(Stored data)
#####

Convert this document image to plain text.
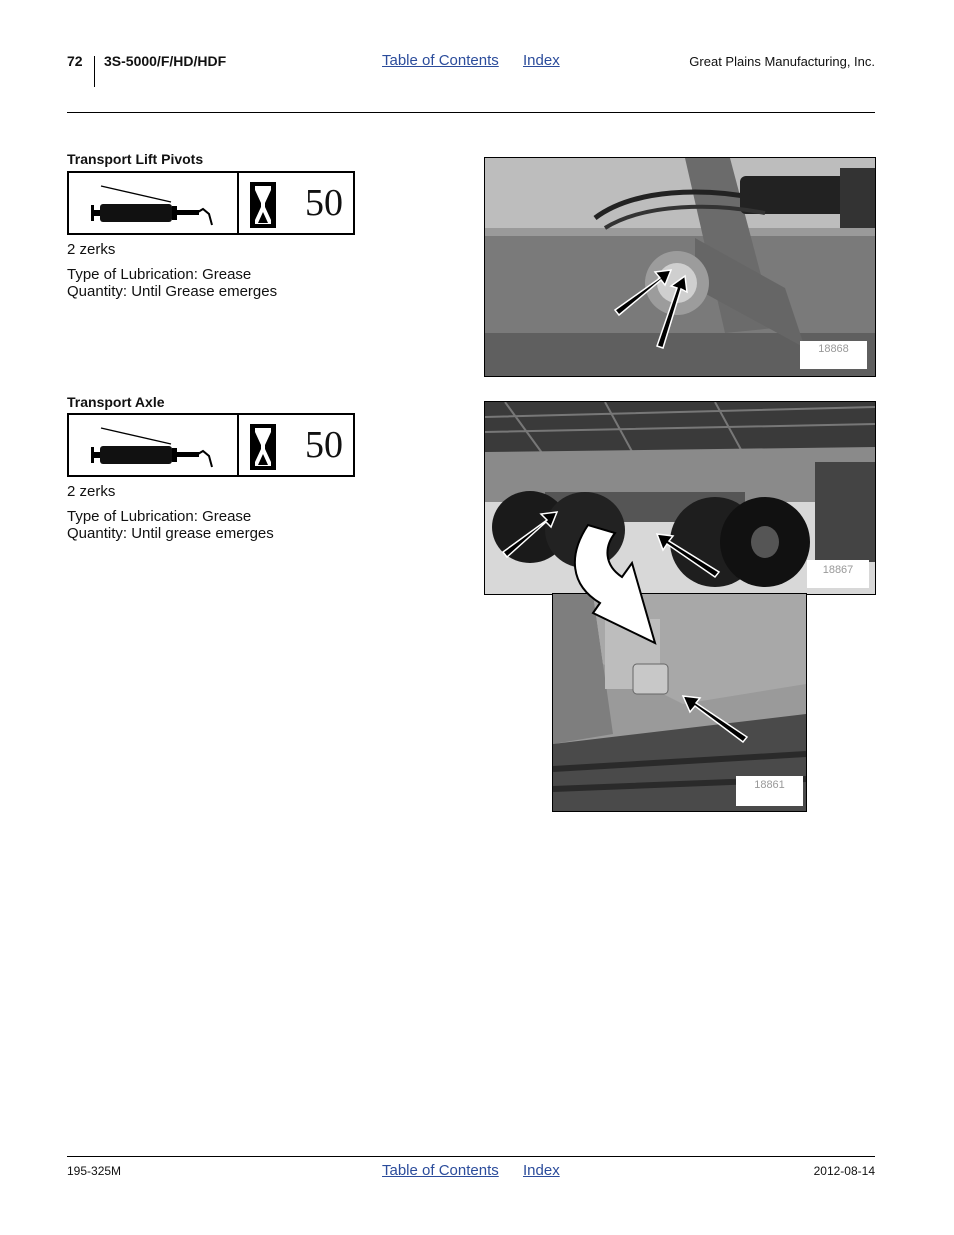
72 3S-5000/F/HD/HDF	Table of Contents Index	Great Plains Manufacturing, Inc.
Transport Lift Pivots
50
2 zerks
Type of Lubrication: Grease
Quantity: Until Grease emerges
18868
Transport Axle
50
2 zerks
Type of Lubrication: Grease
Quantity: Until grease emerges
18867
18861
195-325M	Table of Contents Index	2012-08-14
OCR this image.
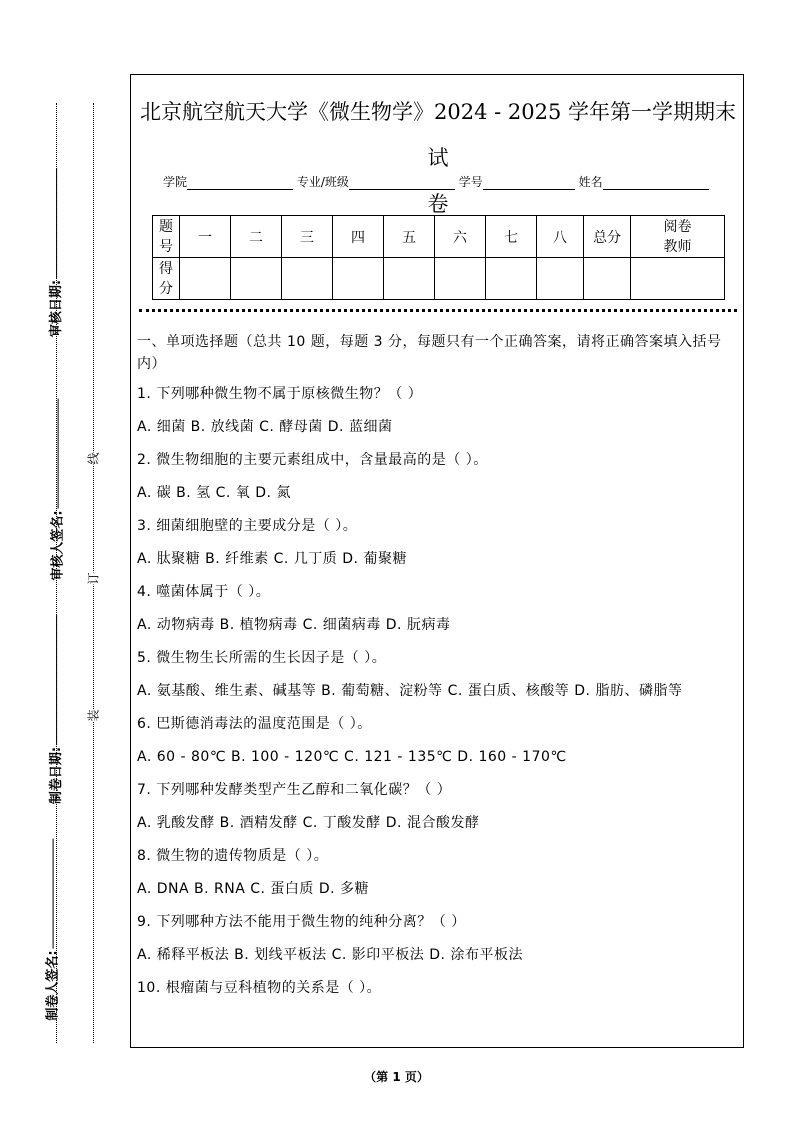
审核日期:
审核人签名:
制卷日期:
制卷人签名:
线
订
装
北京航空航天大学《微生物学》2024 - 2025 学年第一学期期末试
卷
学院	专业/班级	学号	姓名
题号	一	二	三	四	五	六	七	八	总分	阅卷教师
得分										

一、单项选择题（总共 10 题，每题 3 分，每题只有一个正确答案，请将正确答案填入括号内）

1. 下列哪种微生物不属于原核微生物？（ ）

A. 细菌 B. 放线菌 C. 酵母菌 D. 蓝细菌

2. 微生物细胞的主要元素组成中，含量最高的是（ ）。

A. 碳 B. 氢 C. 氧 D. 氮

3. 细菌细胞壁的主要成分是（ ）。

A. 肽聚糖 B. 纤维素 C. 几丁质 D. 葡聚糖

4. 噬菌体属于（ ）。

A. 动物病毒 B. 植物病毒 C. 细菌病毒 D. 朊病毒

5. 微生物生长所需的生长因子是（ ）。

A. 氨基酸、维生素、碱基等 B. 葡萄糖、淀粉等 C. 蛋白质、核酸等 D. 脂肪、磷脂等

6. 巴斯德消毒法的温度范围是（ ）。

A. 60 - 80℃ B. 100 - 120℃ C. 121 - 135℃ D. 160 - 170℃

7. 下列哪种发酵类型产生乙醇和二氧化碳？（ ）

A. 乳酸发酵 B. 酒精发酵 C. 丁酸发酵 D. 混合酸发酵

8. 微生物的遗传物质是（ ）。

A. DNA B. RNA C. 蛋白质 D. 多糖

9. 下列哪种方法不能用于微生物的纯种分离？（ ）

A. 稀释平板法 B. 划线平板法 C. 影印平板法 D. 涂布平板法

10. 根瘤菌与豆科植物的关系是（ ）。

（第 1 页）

#####

Copy out the data above exactly, except the pictures.

Convert this document image to plain text.
72 3S-5000/F/HD/HDF	Table of Contents Index	Great Plains Manufacturing, Inc.
Transport Lift Pivots
50
2 zerks
Type of Lubrication: Grease
Quantity: Until Grease emerges
18868
Transport Axle
50
2 zerks
Type of Lubrication: Grease
Quantity: Until grease emerges
18867
18861
195-325M	Table of Contents Index	2012-08-14
OCR this image.
审核日期:
审核人签名:
制卷日期:
制卷人签名:
线
订
装
北京航空航天大学《微生物学》2024 - 2025 学年第一学期期末试
卷
学院	专业/班级	学号	姓名
题号	一	二	三	四	五	六	七	八	总分	阅卷教师
得分										

一、单项选择题（总共 10 题，每题 3 分，每题只有一个正确答案，请将正确答案填入括号内）

1. 下列哪种微生物不属于原核微生物？（ ）

A. 细菌 B. 放线菌 C. 酵母菌 D. 蓝细菌

2. 微生物细胞的主要元素组成中，含量最高的是（ ）。

A. 碳 B. 氢 C. 氧 D. 氮

3. 细菌细胞壁的主要成分是（ ）。

A. 肽聚糖 B. 纤维素 C. 几丁质 D. 葡聚糖

4. 噬菌体属于（ ）。

A. 动物病毒 B. 植物病毒 C. 细菌病毒 D. 朊病毒

5. 微生物生长所需的生长因子是（ ）。

A. 氨基酸、维生素、碱基等 B. 葡萄糖、淀粉等 C. 蛋白质、核酸等 D. 脂肪、磷脂等

6. 巴斯德消毒法的温度范围是（ ）。

A. 60 - 80℃ B. 100 - 120℃ C. 121 - 135℃ D. 160 - 170℃

7. 下列哪种发酵类型产生乙醇和二氧化碳？（ ）

A. 乳酸发酵 B. 酒精发酵 C. 丁酸发酵 D. 混合酸发酵

8. 微生物的遗传物质是（ ）。

A. DNA B. RNA C. 蛋白质 D. 多糖

9. 下列哪种方法不能用于微生物的纯种分离？（ ）

A. 稀释平板法 B. 划线平板法 C. 影印平板法 D. 涂布平板法

10. 根瘤菌与豆科植物的关系是（ ）。

（第 1 页）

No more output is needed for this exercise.